Rows from a dataset:

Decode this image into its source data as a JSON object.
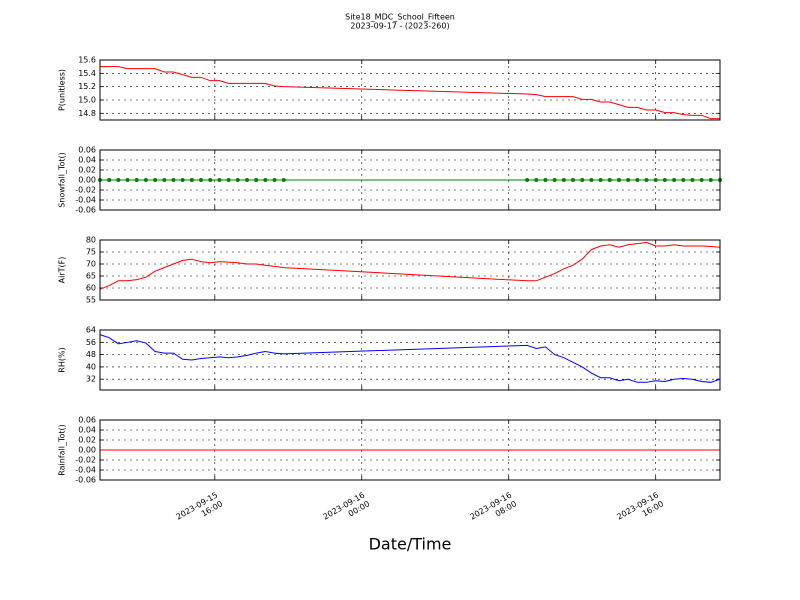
{
  "title": "Site18_MDC_School_Fifteen",
  "subtitle": "2023-09-17 - (2023-260)",
  "xlabel": "Date/Time",
  "xlim": [
    "2023-09-15 09:45",
    "2023-09-16 19:30"
  ],
  "xticks": [
    "2023-09-15 16:00",
    "2023-09-16 00:00",
    "2023-09-16 08:00",
    "2023-09-16 16:00"
  ],
  "x": [
    "2023-09-15 09:45",
    "2023-09-15 10:15",
    "2023-09-15 10:45",
    "2023-09-15 11:15",
    "2023-09-15 11:45",
    "2023-09-15 12:15",
    "2023-09-15 12:45",
    "2023-09-15 13:15",
    "2023-09-15 13:45",
    "2023-09-15 14:15",
    "2023-09-15 14:45",
    "2023-09-15 15:15",
    "2023-09-15 15:45",
    "2023-09-15 16:15",
    "2023-09-15 16:45",
    "2023-09-15 17:15",
    "2023-09-15 17:45",
    "2023-09-15 18:15",
    "2023-09-15 18:45",
    "2023-09-15 19:15",
    "2023-09-15 19:45",
    "2023-09-16 09:00",
    "2023-09-16 09:30",
    "2023-09-16 10:00",
    "2023-09-16 10:30",
    "2023-09-16 11:00",
    "2023-09-16 11:30",
    "2023-09-16 12:00",
    "2023-09-16 12:30",
    "2023-09-16 13:00",
    "2023-09-16 13:30",
    "2023-09-16 14:00",
    "2023-09-16 14:30",
    "2023-09-16 15:00",
    "2023-09-16 15:30",
    "2023-09-16 16:00",
    "2023-09-16 16:30",
    "2023-09-16 17:00",
    "2023-09-16 17:30",
    "2023-09-16 18:00",
    "2023-09-16 18:30",
    "2023-09-16 19:00",
    "2023-09-16 19:30"
  ],
  "chart_data": [
    {
      "type": "line",
      "ylabel": "P(unitless)",
      "ylim": [
        14.7,
        15.6
      ],
      "yticks": [
        14.8,
        {
          "value": 15,
          "label": "15.0"
        },
        15.2,
        15.4,
        15.6
      ],
      "grid": true,
      "series": [
        {
          "color": "#ff0000",
          "markers": false,
          "values": [
            15.5,
            15.5,
            15.5,
            15.47,
            15.47,
            15.47,
            15.47,
            15.42,
            15.42,
            15.38,
            15.34,
            15.34,
            15.29,
            15.29,
            15.25,
            15.25,
            15.25,
            15.25,
            15.25,
            15.21,
            15.2,
            15.09,
            15.08,
            15.05,
            15.05,
            15.05,
            15.05,
            15.01,
            15.01,
            14.97,
            14.97,
            14.93,
            14.89,
            14.89,
            14.85,
            14.85,
            14.81,
            14.81,
            14.78,
            14.77,
            14.77,
            14.72,
            14.72
          ]
        }
      ]
    },
    {
      "type": "line",
      "ylabel": "Snowfall_Tot()",
      "ylim": [
        -0.06,
        0.06
      ],
      "yticks": [
        -0.06,
        -0.04,
        -0.02,
        {
          "value": 0,
          "label": "0.00"
        },
        0.02,
        0.04,
        0.06
      ],
      "grid": true,
      "series": [
        {
          "color": "#008000",
          "markers": true,
          "values": [
            0,
            0,
            0,
            0,
            0,
            0,
            0,
            0,
            0,
            0,
            0,
            0,
            0,
            0,
            0,
            0,
            0,
            0,
            0,
            0,
            0,
            0,
            0,
            0,
            0,
            0,
            0,
            0,
            0,
            0,
            0,
            0,
            0,
            0,
            0,
            0,
            0,
            0,
            0,
            0,
            0,
            0,
            0
          ]
        }
      ]
    },
    {
      "type": "line",
      "ylabel": "AirT(F)",
      "ylim": [
        55,
        80
      ],
      "yticks": [
        55,
        60,
        65,
        70,
        75,
        80
      ],
      "grid": true,
      "series": [
        {
          "color": "#ff0000",
          "markers": false,
          "values": [
            59.5,
            61,
            63,
            63,
            63.5,
            64.5,
            67,
            68.5,
            70,
            71.5,
            72,
            71,
            70.5,
            71,
            70.8,
            70.5,
            70,
            70,
            69.5,
            69,
            68.5,
            63,
            63,
            64.5,
            66,
            68,
            69.5,
            72,
            76,
            77.5,
            78,
            77,
            78,
            78.5,
            79,
            77.5,
            77.5,
            78,
            77.5,
            77.5,
            77.5,
            77.3,
            77
          ]
        }
      ]
    },
    {
      "type": "line",
      "ylabel": "RH(%)",
      "ylim": [
        25,
        64
      ],
      "yticks": [
        32,
        40,
        48,
        56,
        64
      ],
      "grid": true,
      "series": [
        {
          "color": "#0000ff",
          "markers": false,
          "values": [
            61,
            59,
            55,
            56,
            57,
            55.5,
            50,
            49,
            49,
            45,
            44.5,
            45.5,
            46,
            46.5,
            46,
            46.5,
            47.5,
            49,
            50,
            49,
            48.5,
            54,
            52,
            53,
            48,
            46,
            43,
            40,
            36,
            33,
            33,
            31,
            32,
            30,
            30,
            31,
            30.5,
            32,
            32.5,
            32,
            30.5,
            30,
            32
          ]
        }
      ]
    },
    {
      "type": "line",
      "ylabel": "Rainfall_Tot()",
      "ylim": [
        -0.06,
        0.06
      ],
      "yticks": [
        -0.06,
        -0.04,
        -0.02,
        {
          "value": 0,
          "label": "0.00"
        },
        0.02,
        0.04,
        0.06
      ],
      "grid": true,
      "series": [
        {
          "color": "#ff0000",
          "markers": false,
          "values": [
            0,
            0,
            0,
            0,
            0,
            0,
            0,
            0,
            0,
            0,
            0,
            0,
            0,
            0,
            0,
            0,
            0,
            0,
            0,
            0,
            0,
            0,
            0,
            0,
            0,
            0,
            0,
            0,
            0,
            0,
            0,
            0,
            0,
            0,
            0,
            0,
            0,
            0,
            0,
            0,
            0,
            0,
            0
          ]
        }
      ]
    }
  ]
}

What to produce: Your copy of the data above should match it exactly, except that pictures are left out.

Response:
Decode this image into its source data as a JSON object.
{
  "title": "Site18_MDC_School_Fifteen",
  "subtitle": "2023-09-17 - (2023-260)",
  "xlabel": "Date/Time",
  "xlim": [
    "2023-09-15 09:45",
    "2023-09-16 19:30"
  ],
  "xticks": [
    "2023-09-15 16:00",
    "2023-09-16 00:00",
    "2023-09-16 08:00",
    "2023-09-16 16:00"
  ],
  "x": [
    "2023-09-15 09:45",
    "2023-09-15 10:15",
    "2023-09-15 10:45",
    "2023-09-15 11:15",
    "2023-09-15 11:45",
    "2023-09-15 12:15",
    "2023-09-15 12:45",
    "2023-09-15 13:15",
    "2023-09-15 13:45",
    "2023-09-15 14:15",
    "2023-09-15 14:45",
    "2023-09-15 15:15",
    "2023-09-15 15:45",
    "2023-09-15 16:15",
    "2023-09-15 16:45",
    "2023-09-15 17:15",
    "2023-09-15 17:45",
    "2023-09-15 18:15",
    "2023-09-15 18:45",
    "2023-09-15 19:15",
    "2023-09-15 19:45",
    "2023-09-16 09:00",
    "2023-09-16 09:30",
    "2023-09-16 10:00",
    "2023-09-16 10:30",
    "2023-09-16 11:00",
    "2023-09-16 11:30",
    "2023-09-16 12:00",
    "2023-09-16 12:30",
    "2023-09-16 13:00",
    "2023-09-16 13:30",
    "2023-09-16 14:00",
    "2023-09-16 14:30",
    "2023-09-16 15:00",
    "2023-09-16 15:30",
    "2023-09-16 16:00",
    "2023-09-16 16:30",
    "2023-09-16 17:00",
    "2023-09-16 17:30",
    "2023-09-16 18:00",
    "2023-09-16 18:30",
    "2023-09-16 19:00",
    "2023-09-16 19:30"
  ],
  "chart_data": [
    {
      "type": "line",
      "ylabel": "P(unitless)",
      "ylim": [
        14.7,
        15.6
      ],
      "yticks": [
        14.8,
        {
          "value": 15,
          "label": "15.0"
        },
        15.2,
        15.4,
        15.6
      ],
      "grid": true,
      "series": [
        {
          "color": "#ff0000",
          "markers": false,
          "values": [
            15.5,
            15.5,
            15.5,
            15.47,
            15.47,
            15.47,
            15.47,
            15.42,
            15.42,
            15.38,
            15.34,
            15.34,
            15.29,
            15.29,
            15.25,
            15.25,
            15.25,
            15.25,
            15.25,
            15.21,
            15.2,
            15.09,
            15.08,
            15.05,
            15.05,
            15.05,
            15.05,
            15.01,
            15.01,
            14.97,
            14.97,
            14.93,
            14.89,
            14.89,
            14.85,
            14.85,
            14.81,
            14.81,
            14.78,
            14.77,
            14.77,
            14.72,
            14.72
          ]
        }
      ]
    },
    {
      "type": "line",
      "ylabel": "Snowfall_Tot()",
      "ylim": [
        -0.06,
        0.06
      ],
      "yticks": [
        -0.06,
        -0.04,
        -0.02,
        {
          "value": 0,
          "label": "0.00"
        },
        0.02,
        0.04,
        0.06
      ],
      "grid": true,
      "series": [
        {
          "color": "#008000",
          "markers": true,
          "values": [
            0,
            0,
            0,
            0,
            0,
            0,
            0,
            0,
            0,
            0,
            0,
            0,
            0,
            0,
            0,
            0,
            0,
            0,
            0,
            0,
            0,
            0,
            0,
            0,
            0,
            0,
            0,
            0,
            0,
            0,
            0,
            0,
            0,
            0,
            0,
            0,
            0,
            0,
            0,
            0,
            0,
            0,
            0
          ]
        }
      ]
    },
    {
      "type": "line",
      "ylabel": "AirT(F)",
      "ylim": [
        55,
        80
      ],
      "yticks": [
        55,
        60,
        65,
        70,
        75,
        80
      ],
      "grid": true,
      "series": [
        {
          "color": "#ff0000",
          "markers": false,
          "values": [
            59.5,
            61,
            63,
            63,
            63.5,
            64.5,
            67,
            68.5,
            70,
            71.5,
            72,
            71,
            70.5,
            71,
            70.8,
            70.5,
            70,
            70,
            69.5,
            69,
            68.5,
            63,
            63,
            64.5,
            66,
            68,
            69.5,
            72,
            76,
            77.5,
            78,
            77,
            78,
            78.5,
            79,
            77.5,
            77.5,
            78,
            77.5,
            77.5,
            77.5,
            77.3,
            77
          ]
        }
      ]
    },
    {
      "type": "line",
      "ylabel": "RH(%)",
      "ylim": [
        25,
        64
      ],
      "yticks": [
        32,
        40,
        48,
        56,
        64
      ],
      "grid": true,
      "series": [
        {
          "color": "#0000ff",
          "markers": false,
          "values": [
            61,
            59,
            55,
            56,
            57,
            55.5,
            50,
            49,
            49,
            45,
            44.5,
            45.5,
            46,
            46.5,
            46,
            46.5,
            47.5,
            49,
            50,
            49,
            48.5,
            54,
            52,
            53,
            48,
            46,
            43,
            40,
            36,
            33,
            33,
            31,
            32,
            30,
            30,
            31,
            30.5,
            32,
            32.5,
            32,
            30.5,
            30,
            32
          ]
        }
      ]
    },
    {
      "type": "line",
      "ylabel": "Rainfall_Tot()",
      "ylim": [
        -0.06,
        0.06
      ],
      "yticks": [
        -0.06,
        -0.04,
        -0.02,
        {
          "value": 0,
          "label": "0.00"
        },
        0.02,
        0.04,
        0.06
      ],
      "grid": true,
      "series": [
        {
          "color": "#ff0000",
          "markers": false,
          "values": [
            0,
            0,
            0,
            0,
            0,
            0,
            0,
            0,
            0,
            0,
            0,
            0,
            0,
            0,
            0,
            0,
            0,
            0,
            0,
            0,
            0,
            0,
            0,
            0,
            0,
            0,
            0,
            0,
            0,
            0,
            0,
            0,
            0,
            0,
            0,
            0,
            0,
            0,
            0,
            0,
            0,
            0,
            0
          ]
        }
      ]
    }
  ]
}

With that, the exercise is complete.